start The data

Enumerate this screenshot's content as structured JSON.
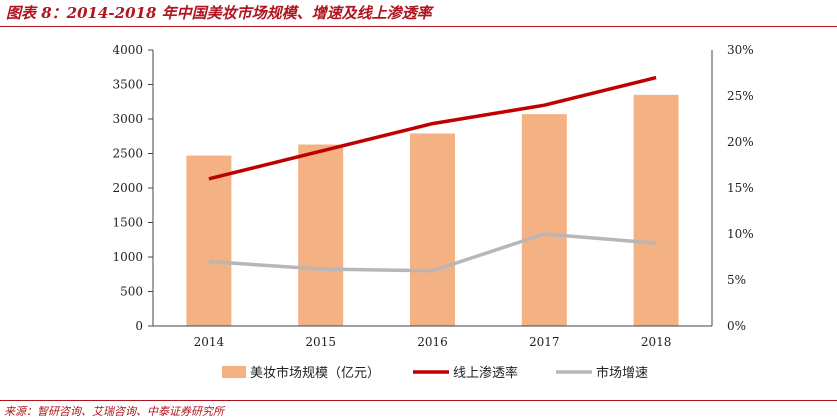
{
  "title": "图表 8：2014-2018 年中国美妆市场规模、增速及线上渗透率",
  "source": "来源：智研咨询、艾瑞咨询、中泰证券研究所",
  "chart_data": {
    "type": "bar",
    "categories": [
      "2014",
      "2015",
      "2016",
      "2017",
      "2018"
    ],
    "series": [
      {
        "name": "美妆市场规模（亿元）",
        "type": "bar",
        "axis": "left",
        "color": "#f4b183",
        "values": [
          2470,
          2630,
          2790,
          3070,
          3350
        ]
      },
      {
        "name": "线上渗透率",
        "type": "line",
        "axis": "right",
        "color": "#c00000",
        "values": [
          16.0,
          19.0,
          22.0,
          24.0,
          27.0
        ]
      },
      {
        "name": "市场增速",
        "type": "line",
        "axis": "right",
        "color": "#b7b7b7",
        "values": [
          7.0,
          6.2,
          6.0,
          10.0,
          9.0
        ]
      }
    ],
    "y_left": {
      "min": 0,
      "max": 4000,
      "ticks": [
        "0",
        "500",
        "1000",
        "1500",
        "2000",
        "2500",
        "3000",
        "3500",
        "4000"
      ]
    },
    "y_right": {
      "min": 0,
      "max": 30,
      "ticks": [
        "0%",
        "5%",
        "10%",
        "15%",
        "20%",
        "25%",
        "30%"
      ]
    },
    "grid": false,
    "legend_position": "bottom"
  }
}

end The data

▶ Directions for this task
Set the data above down again exactly as given, with no pictures.

▶ Answer to this problem
Enumerate this screenshot's content as structured JSON.
{
  "title": "图表 8：2014-2018 年中国美妆市场规模、增速及线上渗透率",
  "source": "来源：智研咨询、艾瑞咨询、中泰证券研究所",
  "chart_data": {
    "type": "bar",
    "categories": [
      "2014",
      "2015",
      "2016",
      "2017",
      "2018"
    ],
    "series": [
      {
        "name": "美妆市场规模（亿元）",
        "type": "bar",
        "axis": "left",
        "color": "#f4b183",
        "values": [
          2470,
          2630,
          2790,
          3070,
          3350
        ]
      },
      {
        "name": "线上渗透率",
        "type": "line",
        "axis": "right",
        "color": "#c00000",
        "values": [
          16.0,
          19.0,
          22.0,
          24.0,
          27.0
        ]
      },
      {
        "name": "市场增速",
        "type": "line",
        "axis": "right",
        "color": "#b7b7b7",
        "values": [
          7.0,
          6.2,
          6.0,
          10.0,
          9.0
        ]
      }
    ],
    "y_left": {
      "min": 0,
      "max": 4000,
      "ticks": [
        "0",
        "500",
        "1000",
        "1500",
        "2000",
        "2500",
        "3000",
        "3500",
        "4000"
      ]
    },
    "y_right": {
      "min": 0,
      "max": 30,
      "ticks": [
        "0%",
        "5%",
        "10%",
        "15%",
        "20%",
        "25%",
        "30%"
      ]
    },
    "grid": false,
    "legend_position": "bottom"
  }
}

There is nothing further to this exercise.